> _RECORDED INFORMATION_:
*** Block opens ***
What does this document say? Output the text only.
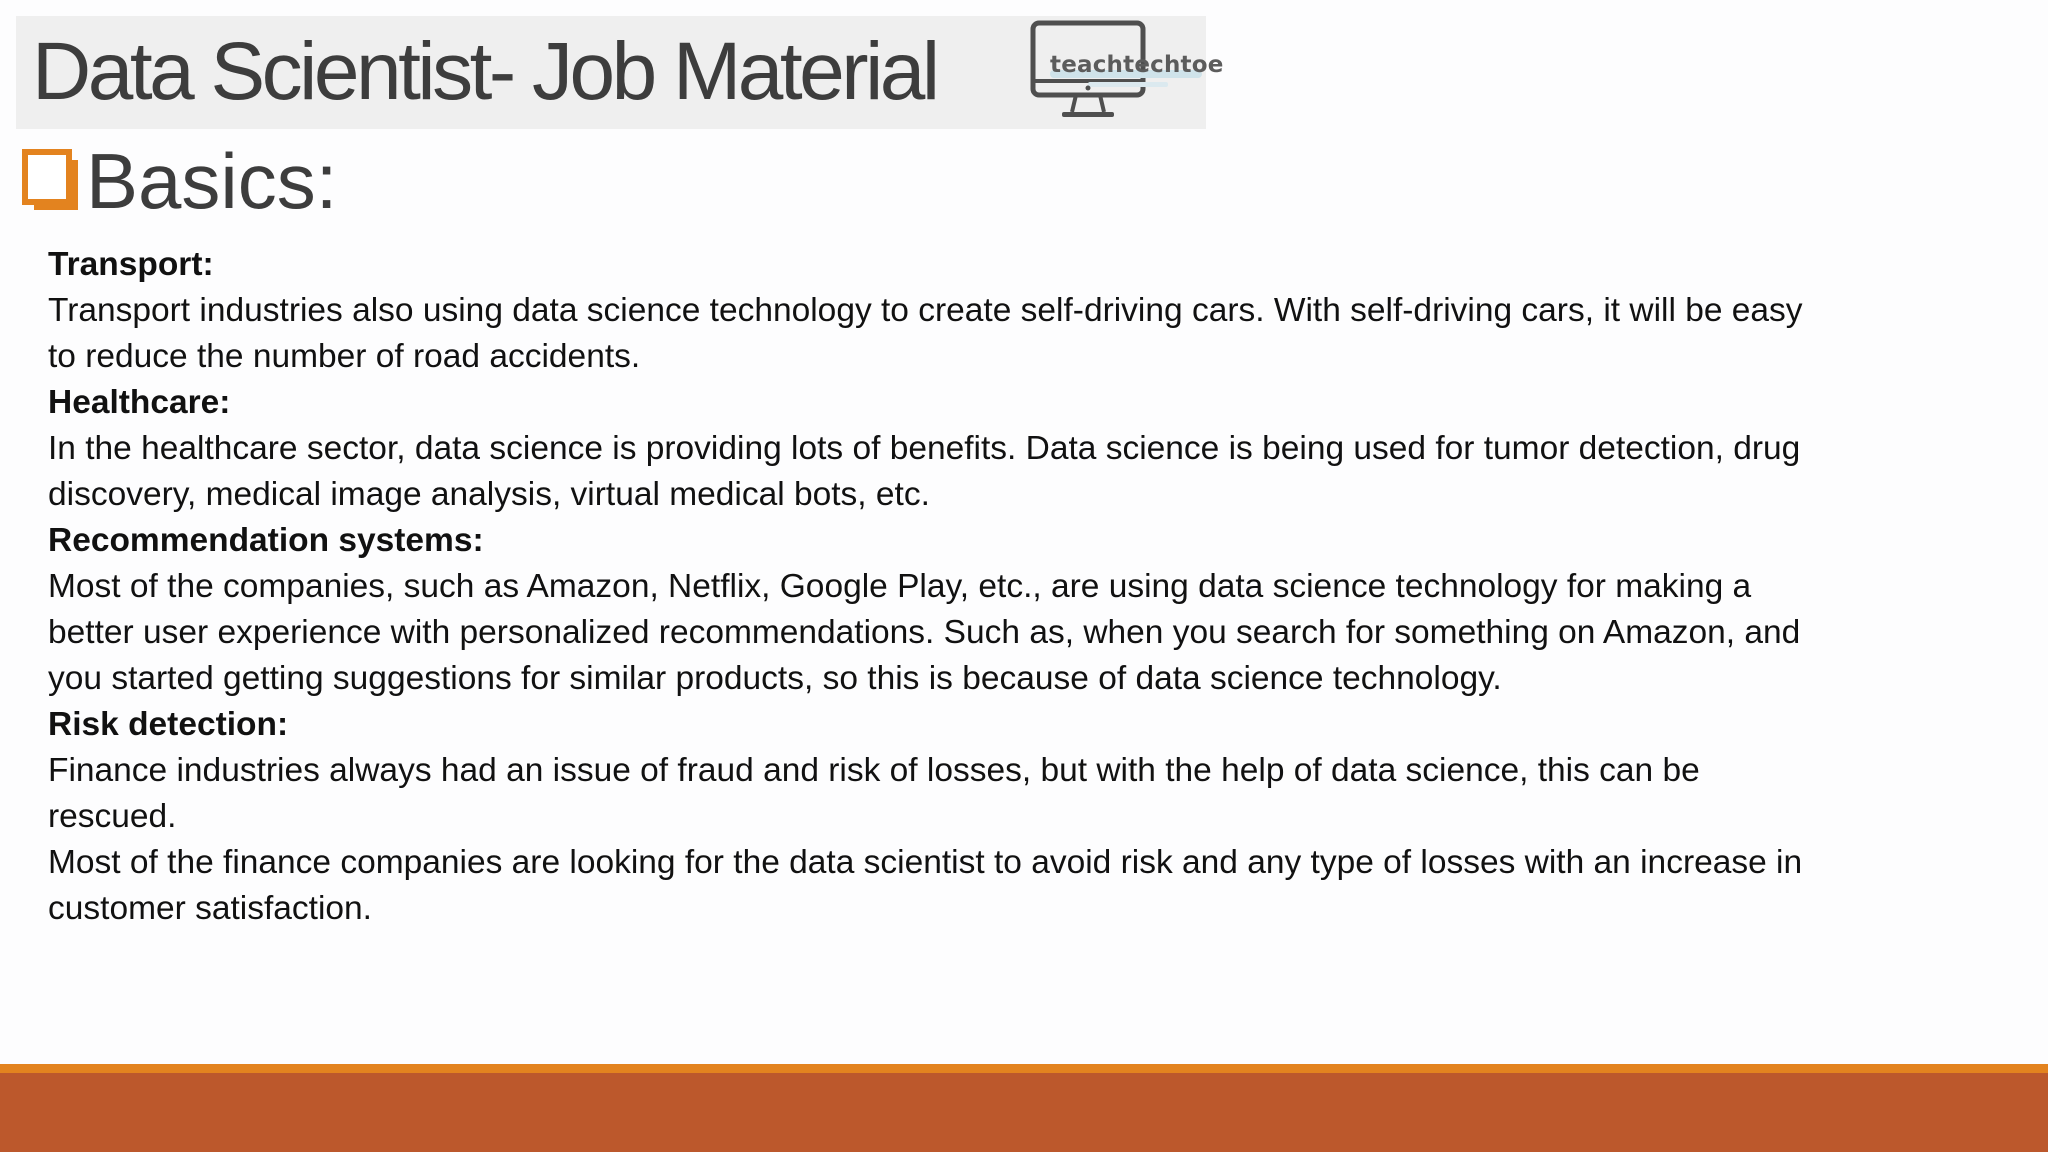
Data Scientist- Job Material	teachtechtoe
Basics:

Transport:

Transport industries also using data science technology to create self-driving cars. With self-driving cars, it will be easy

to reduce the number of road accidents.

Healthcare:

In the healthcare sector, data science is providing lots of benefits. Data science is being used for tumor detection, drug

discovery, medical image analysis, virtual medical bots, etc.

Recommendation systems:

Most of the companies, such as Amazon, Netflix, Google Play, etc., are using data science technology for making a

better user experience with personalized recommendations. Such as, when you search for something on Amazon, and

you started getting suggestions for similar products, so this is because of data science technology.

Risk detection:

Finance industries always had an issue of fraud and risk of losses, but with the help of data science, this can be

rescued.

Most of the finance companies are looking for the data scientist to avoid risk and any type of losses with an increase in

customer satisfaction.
*** Block closes ***
> _ASSIGNMENT_: Scan the records above for the string "industries", then select every line that holds it.

> _ANSWER SECTION_:
Transport industries also using data science technology to create self-driving cars. With self-driving cars, it will be easy
Finance industries always had an issue of fraud and risk of losses, but with the help of data science, this can be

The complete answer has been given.